Task statement: Each line of the data that includes the string "ребенка" is to be copied out.

Recorded information:

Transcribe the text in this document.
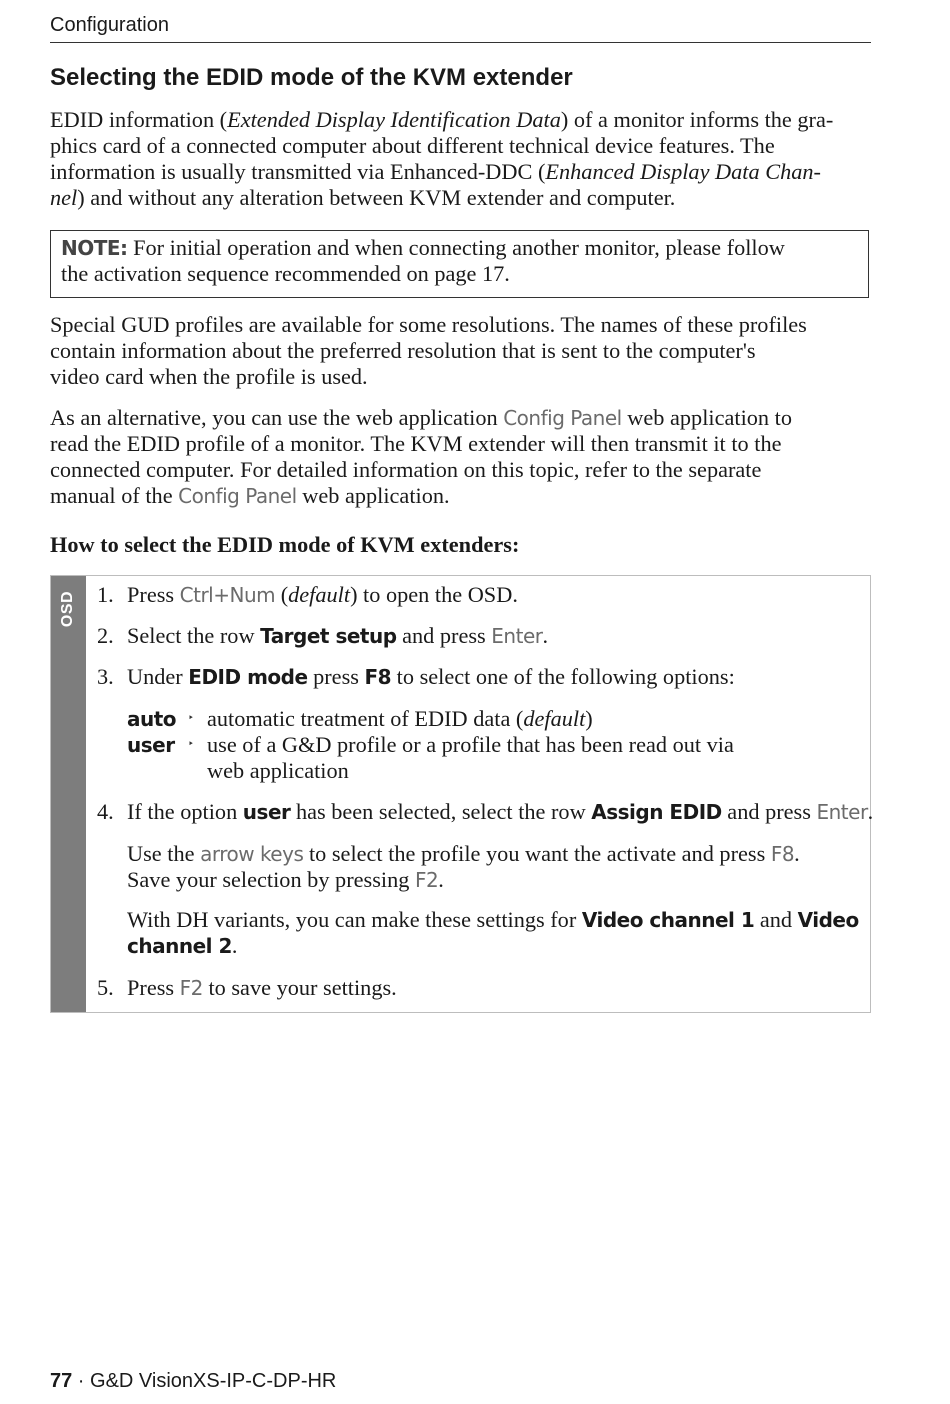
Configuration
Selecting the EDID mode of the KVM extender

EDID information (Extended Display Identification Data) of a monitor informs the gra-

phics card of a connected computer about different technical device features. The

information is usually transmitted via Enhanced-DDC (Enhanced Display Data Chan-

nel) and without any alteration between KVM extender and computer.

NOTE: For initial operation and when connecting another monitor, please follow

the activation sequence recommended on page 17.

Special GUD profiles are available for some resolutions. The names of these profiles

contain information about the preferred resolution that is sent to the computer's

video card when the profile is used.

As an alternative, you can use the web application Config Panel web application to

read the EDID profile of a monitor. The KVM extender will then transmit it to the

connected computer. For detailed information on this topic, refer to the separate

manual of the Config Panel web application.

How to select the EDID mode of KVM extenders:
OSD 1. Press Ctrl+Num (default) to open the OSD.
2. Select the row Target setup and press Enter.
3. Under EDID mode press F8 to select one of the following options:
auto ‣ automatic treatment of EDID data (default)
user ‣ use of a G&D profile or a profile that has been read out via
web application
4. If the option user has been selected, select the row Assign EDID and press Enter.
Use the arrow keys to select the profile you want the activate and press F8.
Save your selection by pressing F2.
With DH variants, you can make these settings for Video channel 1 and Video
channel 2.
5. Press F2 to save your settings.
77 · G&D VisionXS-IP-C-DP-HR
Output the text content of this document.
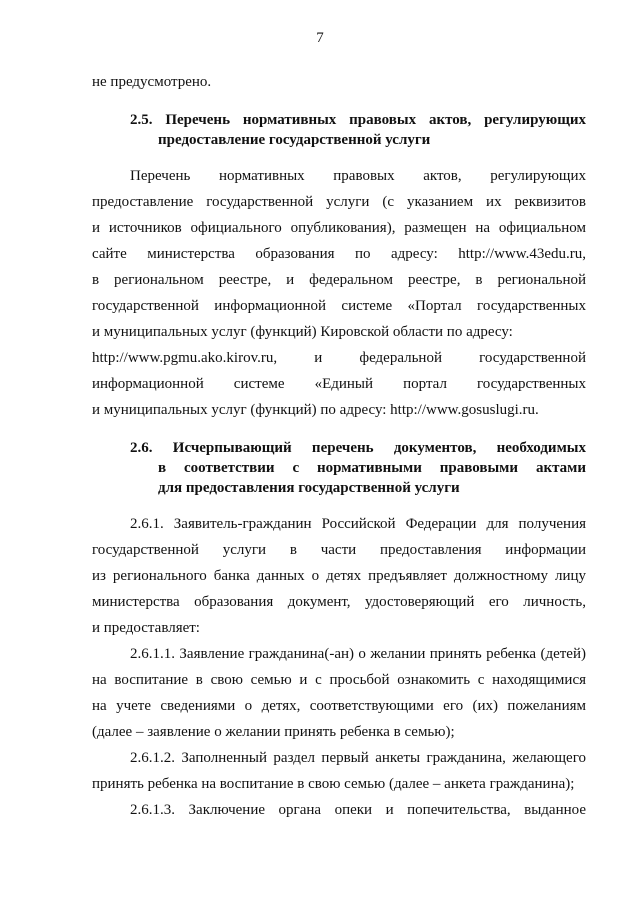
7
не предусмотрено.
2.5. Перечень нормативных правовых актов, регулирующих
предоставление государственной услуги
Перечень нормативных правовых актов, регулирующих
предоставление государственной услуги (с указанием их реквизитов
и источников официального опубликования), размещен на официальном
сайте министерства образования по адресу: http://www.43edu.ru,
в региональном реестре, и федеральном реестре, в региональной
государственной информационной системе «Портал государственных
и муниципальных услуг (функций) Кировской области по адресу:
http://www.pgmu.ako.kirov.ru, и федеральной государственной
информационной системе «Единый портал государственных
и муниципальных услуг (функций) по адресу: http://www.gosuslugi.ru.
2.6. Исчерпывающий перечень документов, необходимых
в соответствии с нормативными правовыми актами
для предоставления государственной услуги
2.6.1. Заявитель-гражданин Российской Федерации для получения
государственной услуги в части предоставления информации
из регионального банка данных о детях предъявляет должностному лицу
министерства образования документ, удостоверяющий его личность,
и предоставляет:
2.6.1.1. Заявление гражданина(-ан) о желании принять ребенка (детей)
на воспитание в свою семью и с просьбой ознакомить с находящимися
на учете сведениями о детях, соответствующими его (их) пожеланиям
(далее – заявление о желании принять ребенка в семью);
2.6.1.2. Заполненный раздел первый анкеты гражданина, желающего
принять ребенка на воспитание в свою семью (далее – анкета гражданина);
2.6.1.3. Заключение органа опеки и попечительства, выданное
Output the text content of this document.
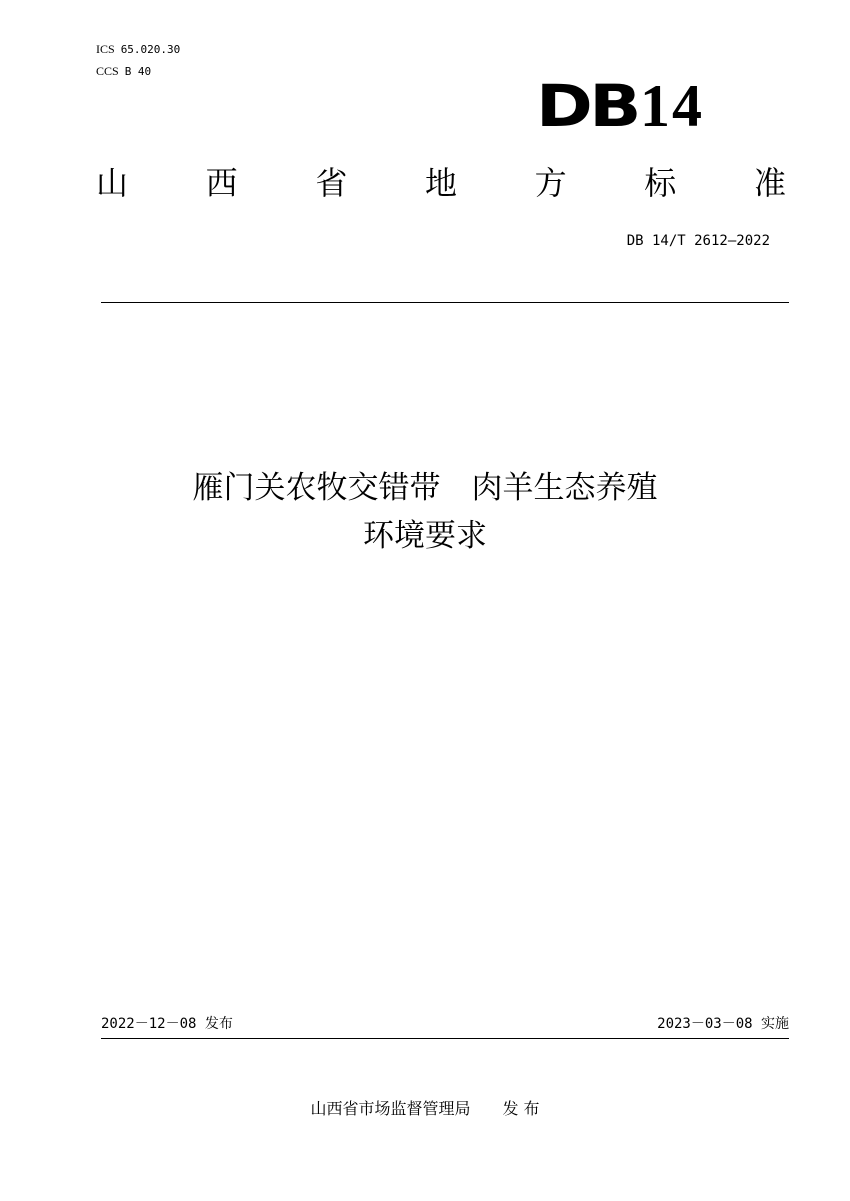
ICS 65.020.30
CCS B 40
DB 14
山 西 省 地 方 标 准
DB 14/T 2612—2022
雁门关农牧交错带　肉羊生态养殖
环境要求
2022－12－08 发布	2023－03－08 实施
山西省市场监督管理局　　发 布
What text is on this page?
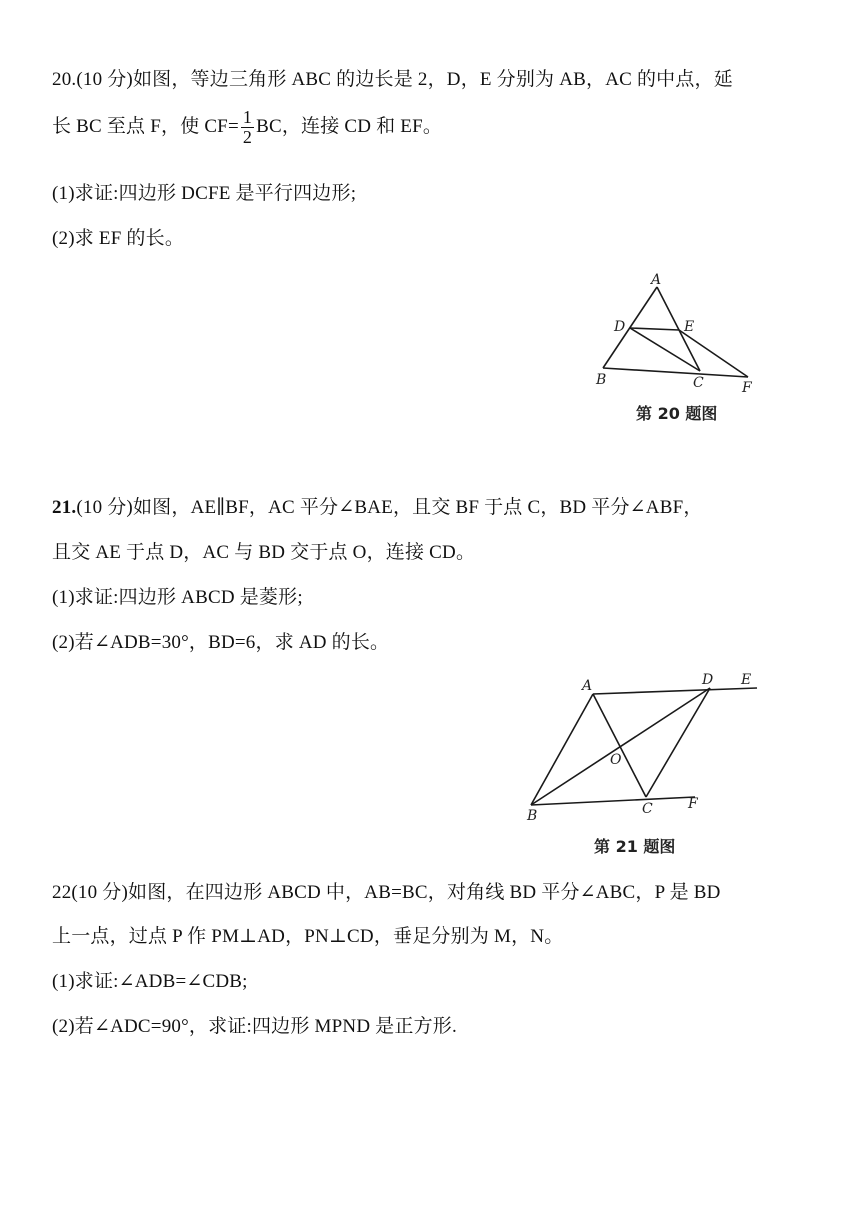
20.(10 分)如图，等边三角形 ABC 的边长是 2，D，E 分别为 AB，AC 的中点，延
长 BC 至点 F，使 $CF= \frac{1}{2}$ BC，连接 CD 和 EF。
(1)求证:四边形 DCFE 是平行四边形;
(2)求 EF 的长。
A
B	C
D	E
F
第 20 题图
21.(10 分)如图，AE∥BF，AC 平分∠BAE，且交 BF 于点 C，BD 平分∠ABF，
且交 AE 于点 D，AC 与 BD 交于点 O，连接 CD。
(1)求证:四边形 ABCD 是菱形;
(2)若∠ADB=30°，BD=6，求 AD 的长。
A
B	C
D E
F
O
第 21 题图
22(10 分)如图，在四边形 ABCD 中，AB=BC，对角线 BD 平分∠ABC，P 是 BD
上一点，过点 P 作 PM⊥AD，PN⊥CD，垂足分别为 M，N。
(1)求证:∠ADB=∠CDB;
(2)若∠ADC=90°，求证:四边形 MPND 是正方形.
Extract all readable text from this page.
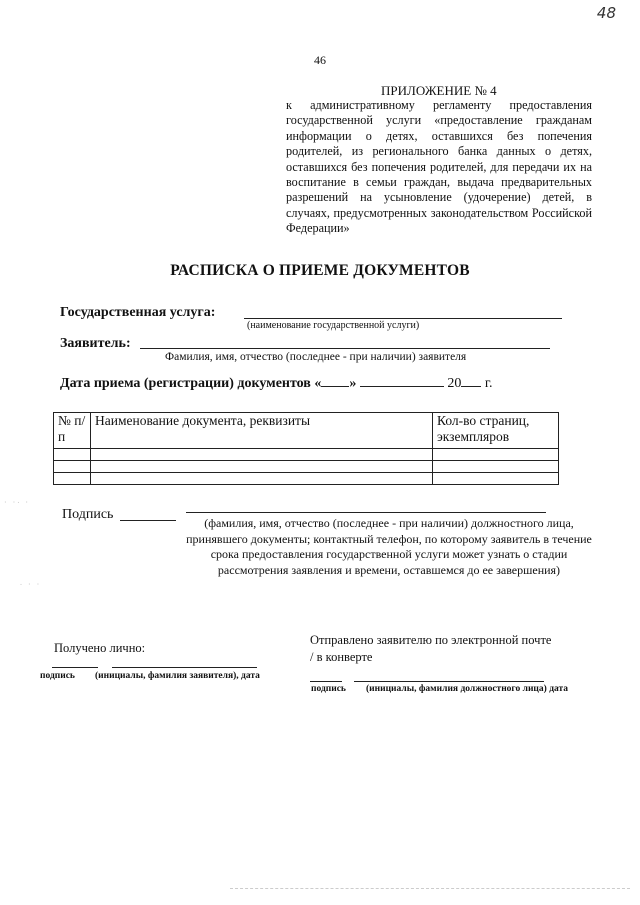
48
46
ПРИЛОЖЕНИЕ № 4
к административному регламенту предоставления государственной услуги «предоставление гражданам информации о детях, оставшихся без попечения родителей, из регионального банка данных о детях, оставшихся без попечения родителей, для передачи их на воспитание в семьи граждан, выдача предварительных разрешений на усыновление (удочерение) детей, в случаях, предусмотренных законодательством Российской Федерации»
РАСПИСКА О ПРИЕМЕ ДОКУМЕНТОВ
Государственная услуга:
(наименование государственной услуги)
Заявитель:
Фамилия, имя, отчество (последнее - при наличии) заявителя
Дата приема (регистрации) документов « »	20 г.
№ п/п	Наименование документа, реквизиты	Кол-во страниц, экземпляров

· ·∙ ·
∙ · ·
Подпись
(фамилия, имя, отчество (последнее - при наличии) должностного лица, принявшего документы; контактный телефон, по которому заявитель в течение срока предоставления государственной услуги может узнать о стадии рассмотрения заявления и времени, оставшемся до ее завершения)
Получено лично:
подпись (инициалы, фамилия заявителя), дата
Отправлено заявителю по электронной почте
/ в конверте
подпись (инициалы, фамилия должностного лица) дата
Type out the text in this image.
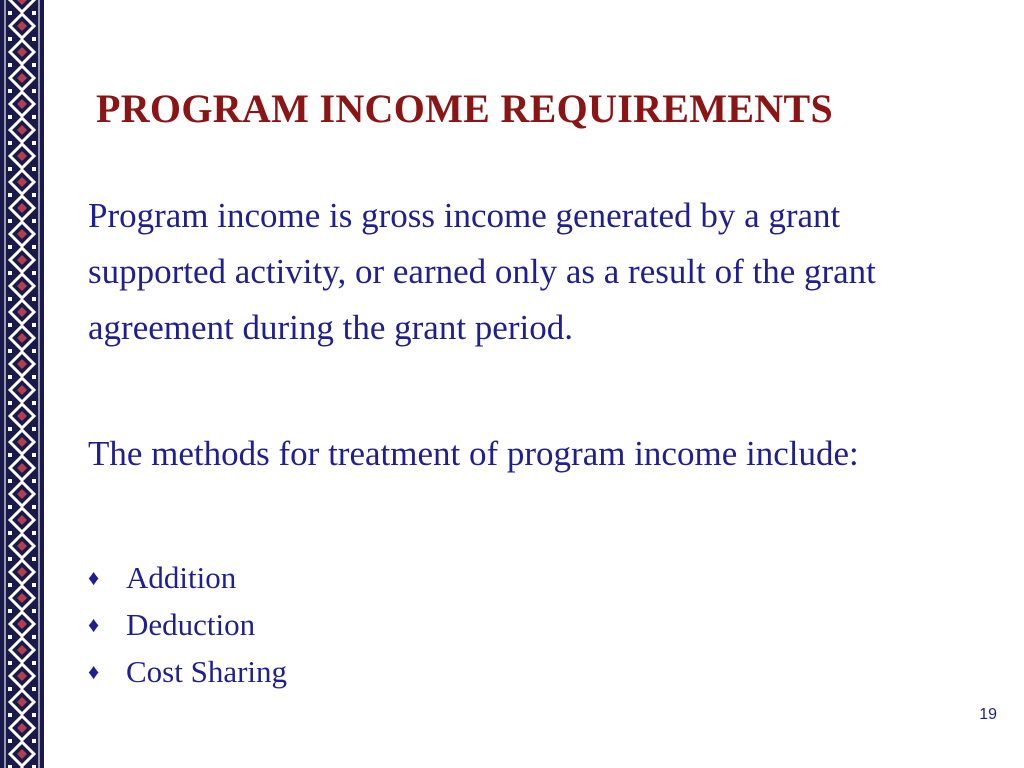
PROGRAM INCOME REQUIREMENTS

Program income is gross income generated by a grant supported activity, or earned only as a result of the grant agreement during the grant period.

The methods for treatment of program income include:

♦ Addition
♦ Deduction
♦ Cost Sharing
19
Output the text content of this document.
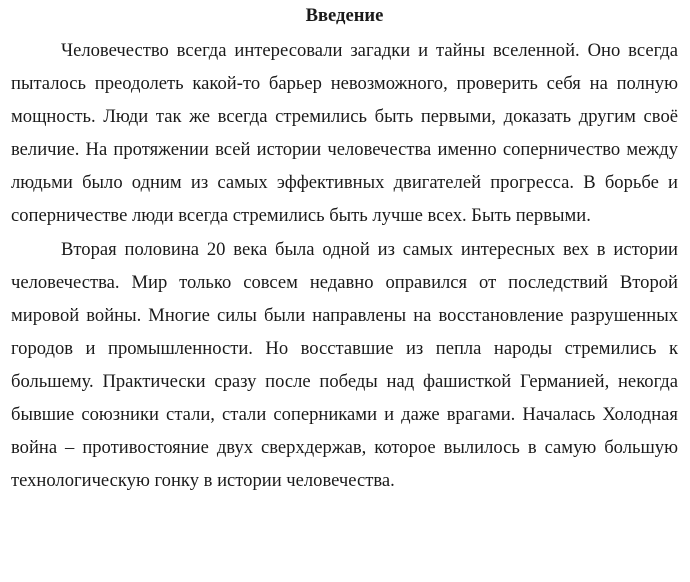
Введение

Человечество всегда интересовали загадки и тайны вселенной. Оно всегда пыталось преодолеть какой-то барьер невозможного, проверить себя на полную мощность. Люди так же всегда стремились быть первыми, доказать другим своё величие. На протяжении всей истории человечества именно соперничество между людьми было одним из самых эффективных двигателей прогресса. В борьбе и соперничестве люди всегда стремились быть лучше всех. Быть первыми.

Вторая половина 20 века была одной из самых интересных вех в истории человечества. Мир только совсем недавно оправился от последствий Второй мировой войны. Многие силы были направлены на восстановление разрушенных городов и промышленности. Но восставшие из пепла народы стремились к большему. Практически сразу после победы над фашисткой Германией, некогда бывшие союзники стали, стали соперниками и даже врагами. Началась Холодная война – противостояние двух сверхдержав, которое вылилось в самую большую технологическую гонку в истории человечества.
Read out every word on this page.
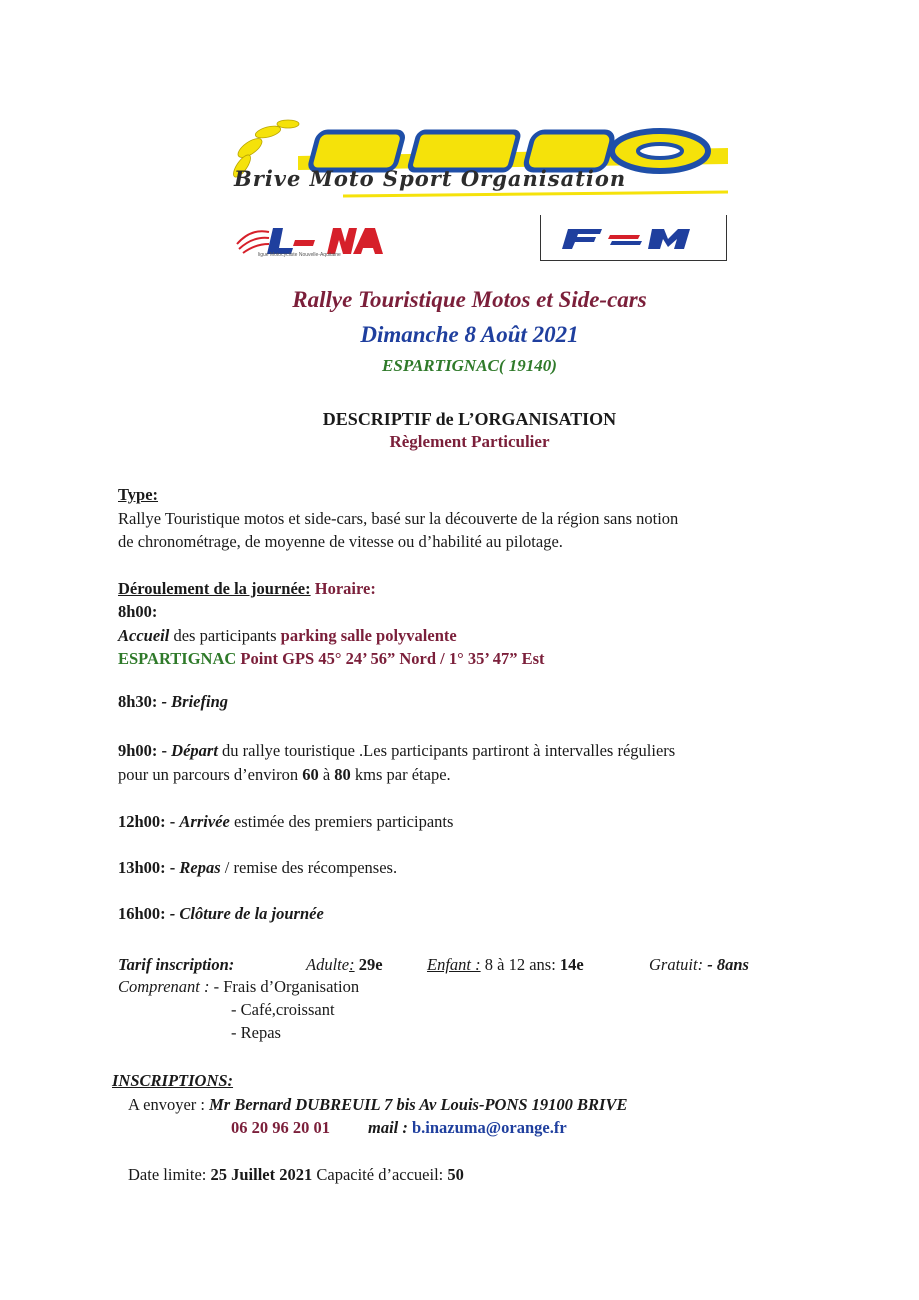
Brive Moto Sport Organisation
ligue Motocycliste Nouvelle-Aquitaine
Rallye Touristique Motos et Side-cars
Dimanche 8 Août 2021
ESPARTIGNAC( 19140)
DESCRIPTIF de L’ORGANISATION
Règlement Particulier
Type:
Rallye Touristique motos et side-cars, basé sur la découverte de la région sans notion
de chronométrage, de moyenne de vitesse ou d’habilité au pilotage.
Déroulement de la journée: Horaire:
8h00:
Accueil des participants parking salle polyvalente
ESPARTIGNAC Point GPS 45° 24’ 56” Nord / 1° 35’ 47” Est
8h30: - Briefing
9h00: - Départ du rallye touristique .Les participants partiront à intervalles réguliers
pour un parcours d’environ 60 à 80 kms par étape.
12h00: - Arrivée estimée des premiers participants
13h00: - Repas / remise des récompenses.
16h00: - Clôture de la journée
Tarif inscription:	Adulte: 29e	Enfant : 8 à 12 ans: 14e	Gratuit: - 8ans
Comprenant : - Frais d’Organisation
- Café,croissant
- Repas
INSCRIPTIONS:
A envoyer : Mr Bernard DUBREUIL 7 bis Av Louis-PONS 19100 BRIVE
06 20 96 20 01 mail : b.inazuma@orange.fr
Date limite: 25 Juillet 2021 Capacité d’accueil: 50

Complete output:
2.6.1.1. Заявление гражданина(-ан) о желании принять ребенка (детей)
(далее – заявление о желании принять ребенка в семью);
принять ребенка на воспитание в свою семью (далее – анкета гражданина);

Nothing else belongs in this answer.